» GIVEN PROBLEM
Look at each line of the records and count those with "columns" in them. Please answer with the count alone.
★ ★ ★
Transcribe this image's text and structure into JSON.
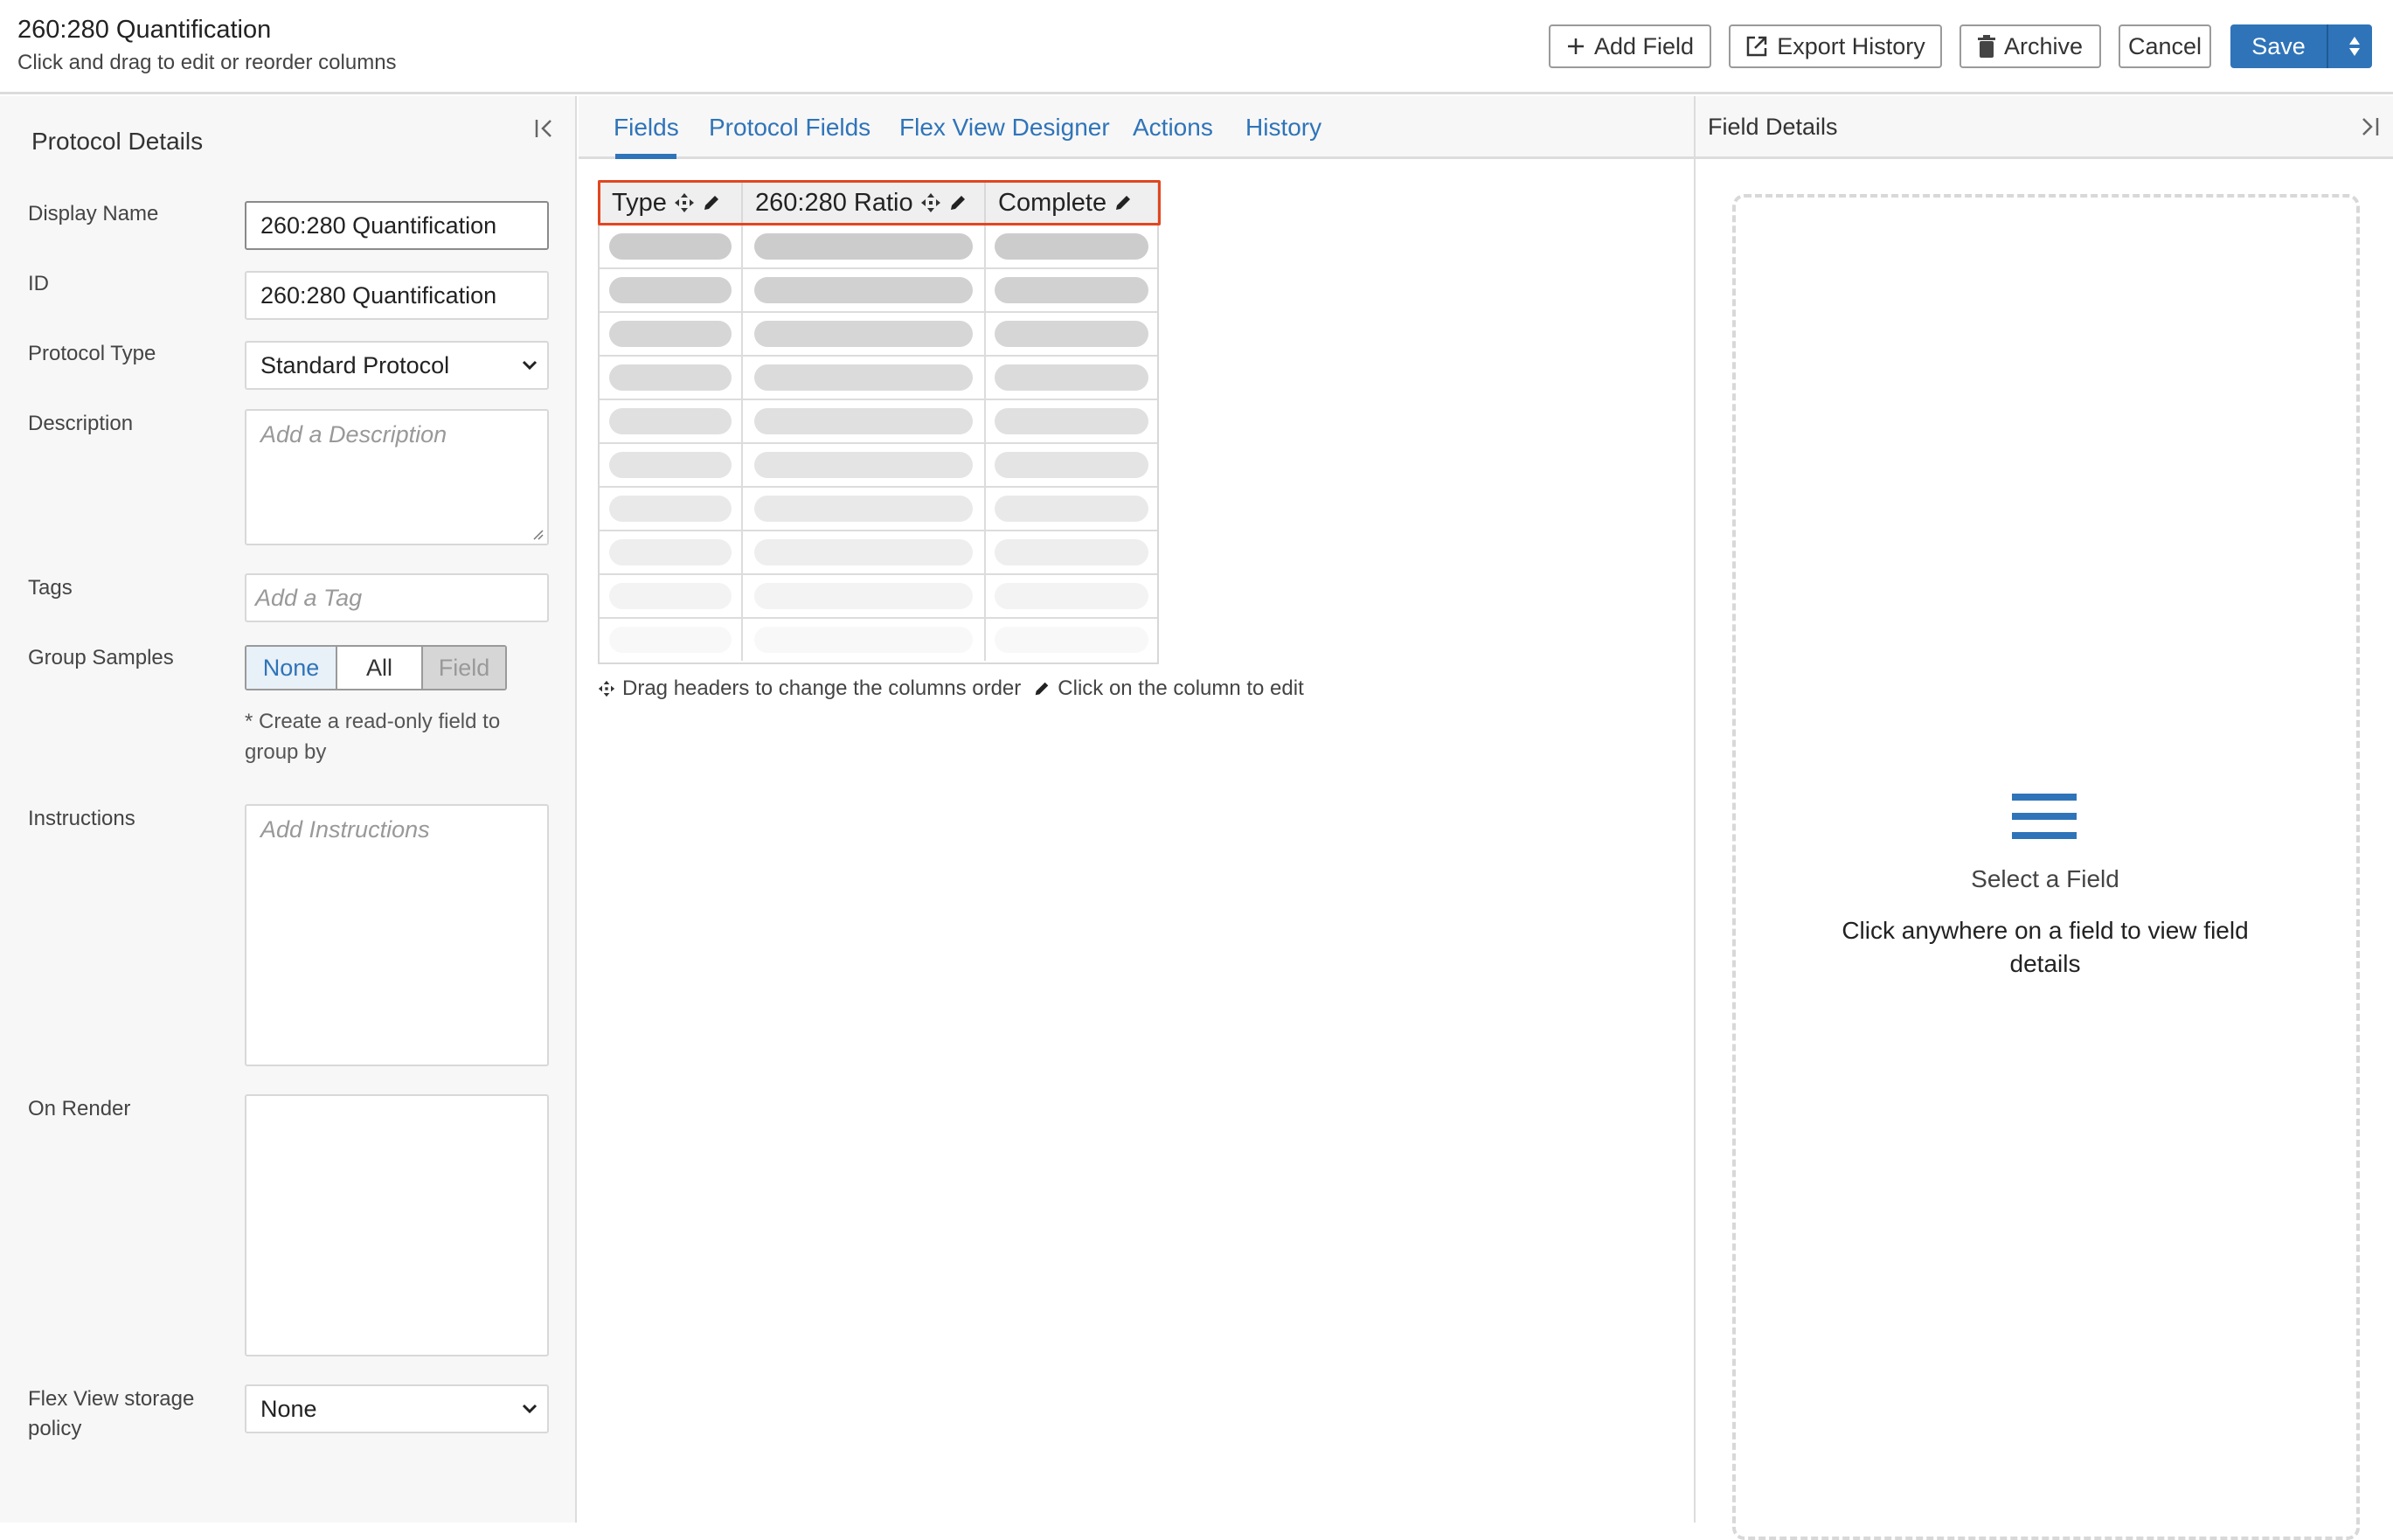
{
  "header": {
    "title": "260:280 Quantification",
    "subtitle": "Click and drag to edit or reorder columns",
    "buttons": {
      "add_field": "Add Field",
      "export_history": "Export History",
      "archive": "Archive",
      "cancel": "Cancel",
      "save": "Save"
    }
  },
  "left_panel": {
    "title": "Protocol Details",
    "fields": {
      "display_name": {
        "label": "Display Name",
        "value": "260:280 Quantification"
      },
      "id": {
        "label": "ID",
        "value": "260:280 Quantification"
      },
      "protocol_type": {
        "label": "Protocol Type",
        "value": "Standard Protocol"
      },
      "description": {
        "label": "Description",
        "placeholder": "Add a Description"
      },
      "tags": {
        "label": "Tags",
        "placeholder": "Add a Tag"
      },
      "group_samples": {
        "label": "Group Samples",
        "options": [
          "None",
          "All",
          "Field"
        ],
        "selected": "None",
        "note": "* Create a read-only field to group by"
      },
      "instructions": {
        "label": "Instructions",
        "placeholder": "Add Instructions"
      },
      "on_render": {
        "label": "On Render",
        "value": ""
      },
      "flex_view_storage_policy": {
        "label": "Flex View storage policy",
        "value": "None"
      }
    }
  },
  "center": {
    "tabs": [
      "Fields",
      "Protocol Fields",
      "Flex View Designer",
      "Actions",
      "History"
    ],
    "active_tab": "Fields",
    "columns": [
      "Type",
      "260:280 Ratio",
      "Complete"
    ],
    "placeholder_rows": 10,
    "hint_drag": "Drag headers to change the columns order",
    "hint_edit": "Click on the column to edit"
  },
  "right_panel": {
    "title": "Field Details",
    "empty_title": "Select a Field",
    "empty_text": "Click anywhere on a field to view field details"
  },
  "colors": {
    "accent": "#2f74b9",
    "highlight_outline": "#e2461f"
  }
}
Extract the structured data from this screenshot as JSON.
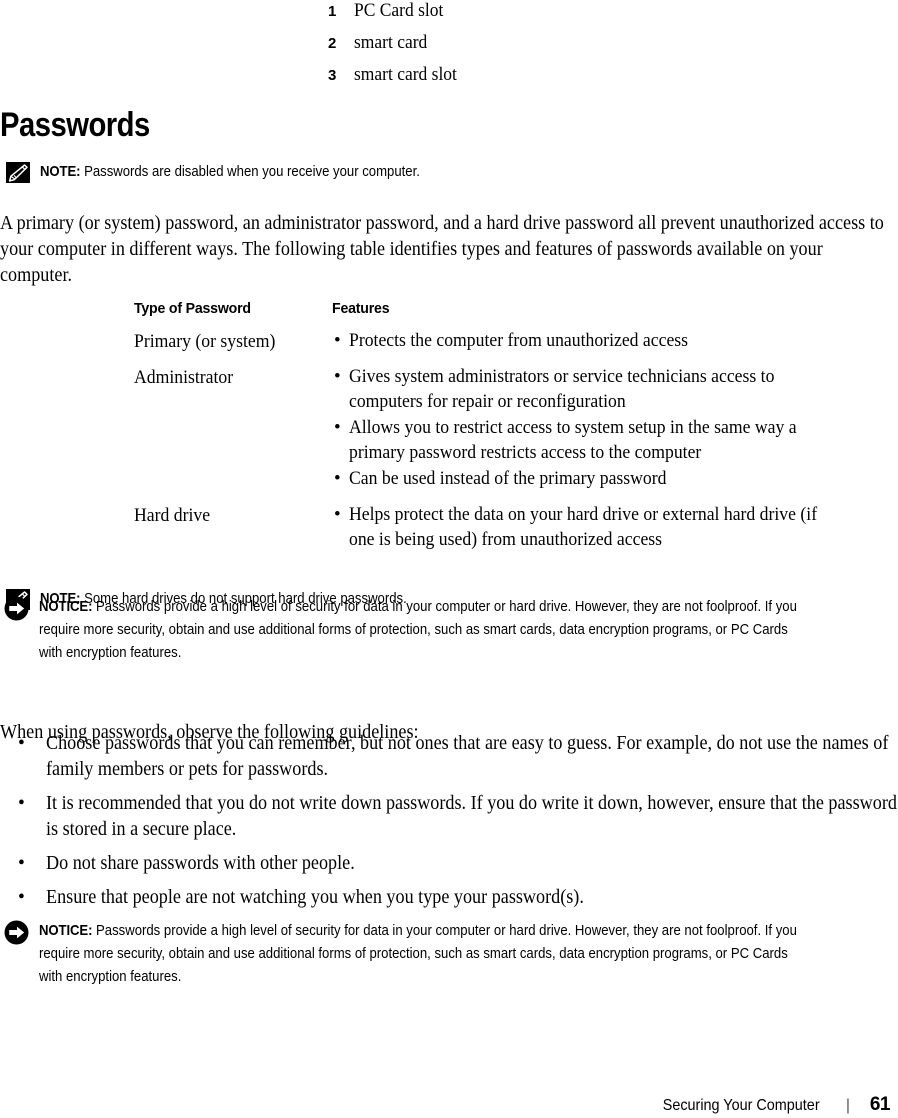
{
  "legend": {
    "items": [
      {
        "num": "1",
        "label": "PC Card slot"
      },
      {
        "num": "2",
        "label": "smart card"
      },
      {
        "num": "3",
        "label": "smart card slot"
      }
    ]
  },
  "section": {
    "heading": "Passwords"
  },
  "note_1": {
    "keyword": "NOTE:",
    "text": " Passwords are disabled when you receive your computer.",
    "icon": "note-pencil-icon"
  },
  "intro_paragraph": "A primary (or system) password, an administrator password, and a hard drive password all prevent unauthorized access to your computer in different ways. The following table identifies types and features of passwords available on your computer.",
  "password_table": {
    "headers": {
      "type": "Type of Password",
      "features": "Features"
    },
    "rows": [
      {
        "type": "Primary (or system)",
        "features": [
          "Protects the computer from unauthorized access"
        ]
      },
      {
        "type": "Administrator",
        "features": [
          "Gives system administrators or service technicians access to computers for repair or reconfiguration",
          "Allows you to restrict access to system setup in the same way a primary password restricts access to the computer",
          "Can be used instead of the primary password"
        ]
      },
      {
        "type": "Hard drive",
        "features": [
          "Helps protect the data on your hard drive or external hard drive (if one is being used) from unauthorized access"
        ]
      }
    ]
  },
  "note_2": {
    "keyword": "NOTE:",
    "text": " Some hard drives do not support hard drive passwords.",
    "icon": "note-pencil-icon"
  },
  "notice_1": {
    "keyword": "NOTICE:",
    "text": " Passwords provide a high level of security for data in your computer or hard drive. However, they are not foolproof. If you require more security, obtain and use additional forms of protection, such as smart cards, data encryption programs, or PC Cards with encryption features.",
    "icon": "notice-arrow-icon"
  },
  "guidelines_intro": "When using passwords, observe the following guidelines:",
  "guidelines": {
    "bullet": "•",
    "items": [
      "Choose passwords that you can remember, but not ones that are easy to guess. For example, do not use the names of family members or pets for passwords.",
      "It is recommended that you do not write down passwords. If you do write it down, however, ensure that the password is stored in a secure place.",
      "Do not share passwords with other people.",
      "Ensure that people are not watching you when you type your password(s)."
    ]
  },
  "notice_2": {
    "keyword": "NOTICE:",
    "text": " Passwords provide a high level of security for data in your computer or hard drive. However, they are not foolproof. If you require more security, obtain and use additional forms of protection, such as smart cards, data encryption programs, or PC Cards with encryption features.",
    "icon": "notice-arrow-icon"
  },
  "table_bullet": "•",
  "footer": {
    "title": "Securing Your Computer",
    "separator": "|",
    "page_number": "61"
  },
  "colors": {
    "text": "#000000",
    "background": "#ffffff",
    "icon": "#000000"
  }
}
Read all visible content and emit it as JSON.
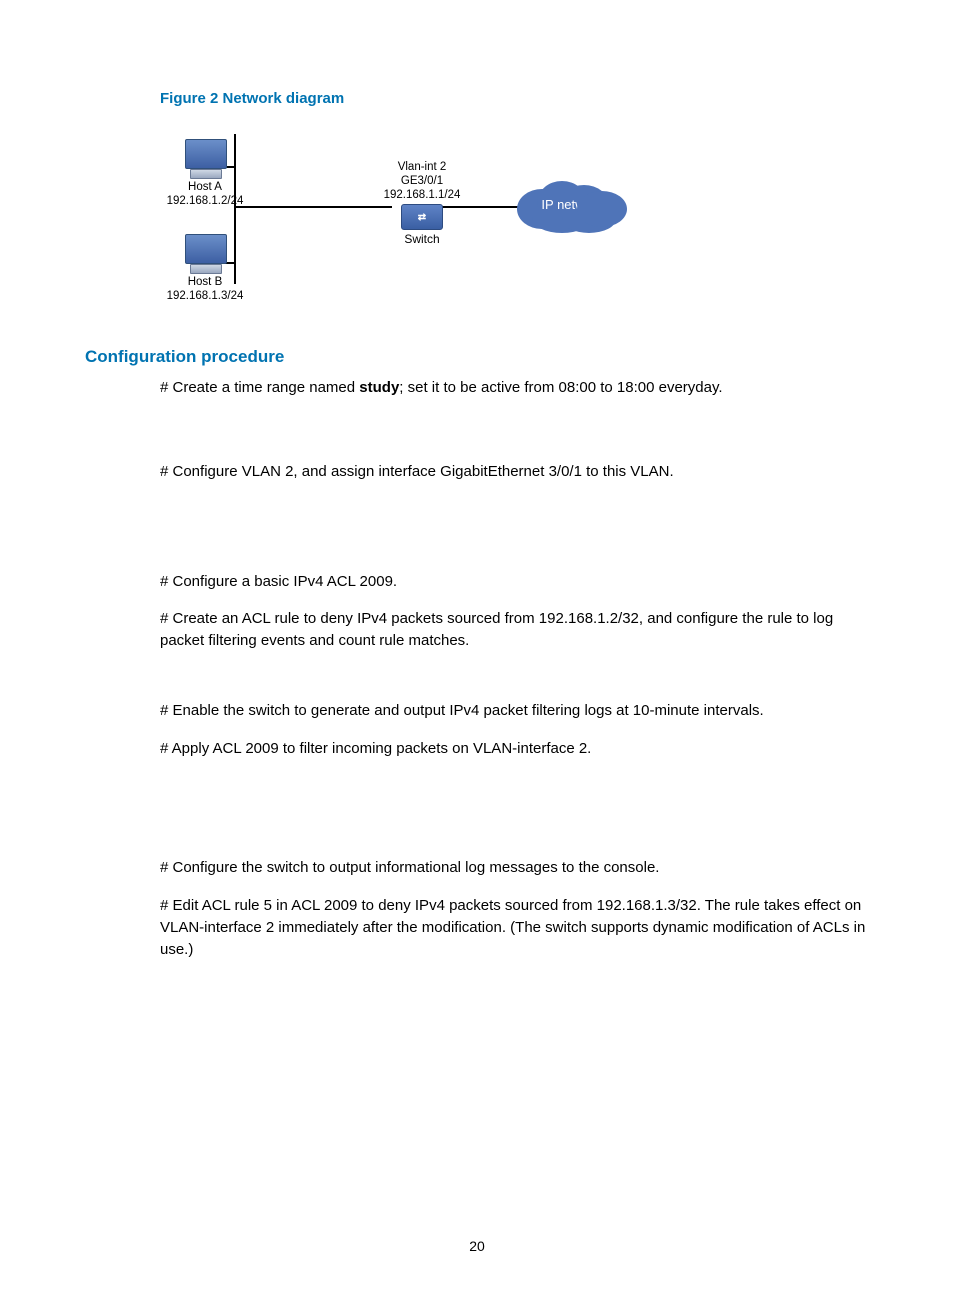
★ ★ ★
» IN RESPONSE
3